# Data provided
⟨

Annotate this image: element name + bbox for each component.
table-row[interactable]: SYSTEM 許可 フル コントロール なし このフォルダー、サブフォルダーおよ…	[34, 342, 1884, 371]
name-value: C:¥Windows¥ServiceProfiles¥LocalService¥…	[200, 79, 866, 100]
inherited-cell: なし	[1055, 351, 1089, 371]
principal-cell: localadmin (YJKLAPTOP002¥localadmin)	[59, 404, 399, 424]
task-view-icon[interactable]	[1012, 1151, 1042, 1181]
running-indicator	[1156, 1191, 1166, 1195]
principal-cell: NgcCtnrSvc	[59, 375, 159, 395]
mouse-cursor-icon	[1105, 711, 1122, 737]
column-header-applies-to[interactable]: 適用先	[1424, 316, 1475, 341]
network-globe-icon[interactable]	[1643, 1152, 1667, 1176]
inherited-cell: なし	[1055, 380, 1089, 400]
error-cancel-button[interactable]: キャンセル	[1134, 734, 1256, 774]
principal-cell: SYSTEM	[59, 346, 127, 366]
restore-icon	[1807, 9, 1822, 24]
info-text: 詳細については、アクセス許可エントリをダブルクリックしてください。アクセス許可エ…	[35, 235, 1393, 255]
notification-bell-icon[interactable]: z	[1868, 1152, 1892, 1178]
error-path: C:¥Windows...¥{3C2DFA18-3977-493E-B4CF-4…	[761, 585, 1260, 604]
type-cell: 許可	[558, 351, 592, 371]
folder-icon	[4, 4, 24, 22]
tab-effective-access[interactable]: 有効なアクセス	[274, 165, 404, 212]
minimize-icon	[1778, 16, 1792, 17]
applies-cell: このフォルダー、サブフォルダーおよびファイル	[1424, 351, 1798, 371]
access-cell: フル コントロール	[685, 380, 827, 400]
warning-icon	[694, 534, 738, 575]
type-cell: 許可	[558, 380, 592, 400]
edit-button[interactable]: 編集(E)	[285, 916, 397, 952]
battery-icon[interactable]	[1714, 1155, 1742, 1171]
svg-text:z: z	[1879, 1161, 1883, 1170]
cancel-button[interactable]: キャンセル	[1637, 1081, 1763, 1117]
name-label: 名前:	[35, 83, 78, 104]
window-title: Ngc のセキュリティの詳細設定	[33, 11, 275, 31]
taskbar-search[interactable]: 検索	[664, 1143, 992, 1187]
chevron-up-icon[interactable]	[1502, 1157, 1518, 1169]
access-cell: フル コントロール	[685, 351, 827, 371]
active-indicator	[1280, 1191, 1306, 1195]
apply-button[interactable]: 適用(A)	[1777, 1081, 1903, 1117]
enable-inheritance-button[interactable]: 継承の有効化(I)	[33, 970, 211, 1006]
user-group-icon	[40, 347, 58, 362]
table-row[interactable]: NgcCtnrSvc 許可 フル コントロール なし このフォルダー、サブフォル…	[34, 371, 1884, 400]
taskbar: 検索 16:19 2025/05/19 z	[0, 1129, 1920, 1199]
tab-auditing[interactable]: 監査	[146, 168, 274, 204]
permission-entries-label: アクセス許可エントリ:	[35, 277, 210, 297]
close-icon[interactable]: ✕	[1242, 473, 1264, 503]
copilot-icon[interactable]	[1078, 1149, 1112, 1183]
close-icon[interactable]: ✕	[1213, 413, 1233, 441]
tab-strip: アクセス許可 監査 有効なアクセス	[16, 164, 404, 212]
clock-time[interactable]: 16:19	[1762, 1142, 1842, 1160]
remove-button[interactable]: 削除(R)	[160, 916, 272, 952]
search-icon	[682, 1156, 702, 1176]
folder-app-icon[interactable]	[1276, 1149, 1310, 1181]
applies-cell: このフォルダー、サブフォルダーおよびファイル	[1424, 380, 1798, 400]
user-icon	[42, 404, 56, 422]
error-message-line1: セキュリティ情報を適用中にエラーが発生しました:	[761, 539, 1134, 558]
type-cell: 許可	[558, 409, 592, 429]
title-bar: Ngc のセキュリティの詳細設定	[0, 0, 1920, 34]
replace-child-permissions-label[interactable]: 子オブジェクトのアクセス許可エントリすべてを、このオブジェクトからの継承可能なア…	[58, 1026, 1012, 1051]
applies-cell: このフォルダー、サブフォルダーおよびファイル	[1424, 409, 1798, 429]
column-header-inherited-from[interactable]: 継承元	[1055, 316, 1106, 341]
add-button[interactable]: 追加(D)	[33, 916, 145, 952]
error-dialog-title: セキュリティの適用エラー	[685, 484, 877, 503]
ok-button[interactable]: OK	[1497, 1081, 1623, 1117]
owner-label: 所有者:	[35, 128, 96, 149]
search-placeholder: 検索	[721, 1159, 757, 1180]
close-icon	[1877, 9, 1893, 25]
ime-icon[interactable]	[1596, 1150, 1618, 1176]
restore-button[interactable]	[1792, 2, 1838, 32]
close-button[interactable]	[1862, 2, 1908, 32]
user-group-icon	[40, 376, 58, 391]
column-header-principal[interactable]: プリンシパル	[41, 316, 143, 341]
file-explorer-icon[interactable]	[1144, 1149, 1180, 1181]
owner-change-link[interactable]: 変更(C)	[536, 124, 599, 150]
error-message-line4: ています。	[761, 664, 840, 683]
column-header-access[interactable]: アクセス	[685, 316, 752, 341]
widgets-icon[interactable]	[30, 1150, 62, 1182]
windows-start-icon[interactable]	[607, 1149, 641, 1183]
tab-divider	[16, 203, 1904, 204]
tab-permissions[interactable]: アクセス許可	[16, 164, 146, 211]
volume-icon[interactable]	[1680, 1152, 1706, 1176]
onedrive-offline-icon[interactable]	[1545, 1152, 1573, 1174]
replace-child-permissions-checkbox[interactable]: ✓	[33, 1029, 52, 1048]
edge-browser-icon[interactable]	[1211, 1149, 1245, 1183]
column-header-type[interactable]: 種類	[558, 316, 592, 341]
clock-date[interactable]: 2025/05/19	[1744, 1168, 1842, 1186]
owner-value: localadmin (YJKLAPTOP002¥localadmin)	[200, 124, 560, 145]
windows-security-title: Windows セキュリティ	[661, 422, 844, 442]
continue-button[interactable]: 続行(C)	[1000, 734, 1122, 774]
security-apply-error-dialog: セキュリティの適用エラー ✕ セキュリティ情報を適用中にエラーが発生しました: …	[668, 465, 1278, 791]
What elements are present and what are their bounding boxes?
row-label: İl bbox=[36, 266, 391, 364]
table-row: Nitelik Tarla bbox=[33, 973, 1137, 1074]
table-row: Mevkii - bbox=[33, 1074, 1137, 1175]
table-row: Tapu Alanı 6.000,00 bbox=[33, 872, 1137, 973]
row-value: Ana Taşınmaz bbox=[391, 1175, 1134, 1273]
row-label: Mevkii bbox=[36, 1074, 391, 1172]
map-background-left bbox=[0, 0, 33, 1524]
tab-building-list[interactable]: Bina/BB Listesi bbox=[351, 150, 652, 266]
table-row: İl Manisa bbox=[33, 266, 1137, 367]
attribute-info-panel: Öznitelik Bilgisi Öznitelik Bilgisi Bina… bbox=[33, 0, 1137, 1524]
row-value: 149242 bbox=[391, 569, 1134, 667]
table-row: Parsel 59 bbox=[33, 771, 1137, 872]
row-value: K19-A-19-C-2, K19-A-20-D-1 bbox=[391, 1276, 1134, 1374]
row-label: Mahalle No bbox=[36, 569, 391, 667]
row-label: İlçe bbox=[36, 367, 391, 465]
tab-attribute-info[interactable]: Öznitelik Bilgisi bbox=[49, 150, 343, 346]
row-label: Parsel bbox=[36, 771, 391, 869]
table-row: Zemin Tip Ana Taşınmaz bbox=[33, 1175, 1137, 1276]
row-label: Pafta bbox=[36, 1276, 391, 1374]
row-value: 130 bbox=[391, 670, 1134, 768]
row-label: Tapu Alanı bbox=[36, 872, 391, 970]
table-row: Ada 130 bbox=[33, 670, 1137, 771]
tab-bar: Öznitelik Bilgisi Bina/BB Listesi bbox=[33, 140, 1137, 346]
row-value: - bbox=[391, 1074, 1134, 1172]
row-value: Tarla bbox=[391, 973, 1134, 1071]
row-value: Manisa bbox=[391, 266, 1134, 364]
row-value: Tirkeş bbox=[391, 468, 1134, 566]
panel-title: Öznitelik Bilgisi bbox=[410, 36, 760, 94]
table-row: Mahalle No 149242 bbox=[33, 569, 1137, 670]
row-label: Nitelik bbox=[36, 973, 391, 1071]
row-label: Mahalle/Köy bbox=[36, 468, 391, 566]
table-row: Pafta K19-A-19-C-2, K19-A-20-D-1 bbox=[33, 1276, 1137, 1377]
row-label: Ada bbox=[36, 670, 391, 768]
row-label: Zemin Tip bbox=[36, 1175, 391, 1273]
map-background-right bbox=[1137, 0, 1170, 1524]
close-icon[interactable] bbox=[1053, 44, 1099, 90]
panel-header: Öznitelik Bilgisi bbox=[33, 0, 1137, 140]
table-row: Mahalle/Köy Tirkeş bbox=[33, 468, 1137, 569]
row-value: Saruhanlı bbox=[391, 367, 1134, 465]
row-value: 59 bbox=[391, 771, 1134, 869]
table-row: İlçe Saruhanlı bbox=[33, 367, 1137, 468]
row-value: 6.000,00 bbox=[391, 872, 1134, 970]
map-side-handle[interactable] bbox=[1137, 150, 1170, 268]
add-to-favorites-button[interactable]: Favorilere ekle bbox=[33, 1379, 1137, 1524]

⟩

# Problem requirements
Copy the listing verbatim, starting with its first line and going on through the line that contains "380, 827, 400]", with that line included.

# Expected output
Annotate this image: element name + bbox for each component.
table-row[interactable]: SYSTEM 許可 フル コントロール なし このフォルダー、サブフォルダーおよ…	[34, 342, 1884, 371]
name-value: C:¥Windows¥ServiceProfiles¥LocalService¥…	[200, 79, 866, 100]
inherited-cell: なし	[1055, 351, 1089, 371]
principal-cell: localadmin (YJKLAPTOP002¥localadmin)	[59, 404, 399, 424]
task-view-icon[interactable]	[1012, 1151, 1042, 1181]
running-indicator	[1156, 1191, 1166, 1195]
principal-cell: NgcCtnrSvc	[59, 375, 159, 395]
mouse-cursor-icon	[1105, 711, 1122, 737]
column-header-applies-to[interactable]: 適用先	[1424, 316, 1475, 341]
network-globe-icon[interactable]	[1643, 1152, 1667, 1176]
inherited-cell: なし	[1055, 380, 1089, 400]
error-cancel-button[interactable]: キャンセル	[1134, 734, 1256, 774]
principal-cell: SYSTEM	[59, 346, 127, 366]
restore-icon	[1807, 9, 1822, 24]
info-text: 詳細については、アクセス許可エントリをダブルクリックしてください。アクセス許可エ…	[35, 235, 1393, 255]
notification-bell-icon[interactable]: z	[1868, 1152, 1892, 1178]
error-path: C:¥Windows...¥{3C2DFA18-3977-493E-B4CF-4…	[761, 585, 1260, 604]
type-cell: 許可	[558, 351, 592, 371]
folder-icon	[4, 4, 24, 22]
tab-effective-access[interactable]: 有効なアクセス	[274, 165, 404, 212]
minimize-icon	[1778, 16, 1792, 17]
applies-cell: このフォルダー、サブフォルダーおよびファイル	[1424, 351, 1798, 371]
access-cell: フル コントロール	[685, 380, 827, 400]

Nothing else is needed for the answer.